→ GIVEN PROBLEM: Count how many lines contain the word "photo". Please give only the number.

→ SOURCE MATERIAL:
[BEGIN]

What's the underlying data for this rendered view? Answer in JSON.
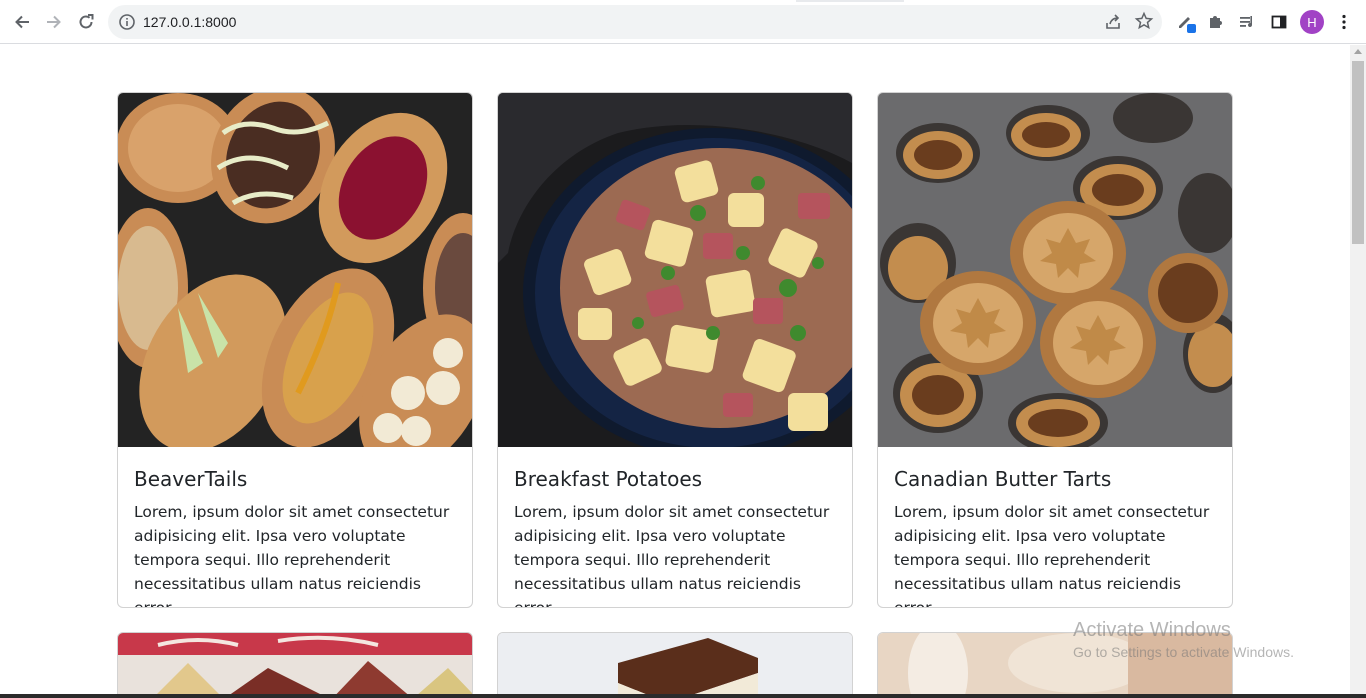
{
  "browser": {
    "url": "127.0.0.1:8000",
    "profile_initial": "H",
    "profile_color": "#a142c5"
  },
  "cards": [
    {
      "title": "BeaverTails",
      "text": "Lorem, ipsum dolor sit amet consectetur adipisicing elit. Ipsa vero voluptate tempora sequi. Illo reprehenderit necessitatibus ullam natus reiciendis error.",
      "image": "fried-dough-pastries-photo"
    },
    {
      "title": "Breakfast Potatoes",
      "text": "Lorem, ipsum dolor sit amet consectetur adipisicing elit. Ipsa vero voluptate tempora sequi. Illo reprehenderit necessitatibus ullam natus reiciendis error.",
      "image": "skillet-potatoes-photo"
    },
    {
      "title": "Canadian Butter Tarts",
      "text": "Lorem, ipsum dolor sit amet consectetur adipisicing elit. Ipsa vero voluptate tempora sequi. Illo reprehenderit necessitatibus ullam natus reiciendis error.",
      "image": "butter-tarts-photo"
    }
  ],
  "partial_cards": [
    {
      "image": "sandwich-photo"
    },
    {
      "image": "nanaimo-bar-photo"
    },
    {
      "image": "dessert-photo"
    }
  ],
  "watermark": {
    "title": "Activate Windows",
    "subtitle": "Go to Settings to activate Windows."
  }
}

[END]

→ OUTPUT: 6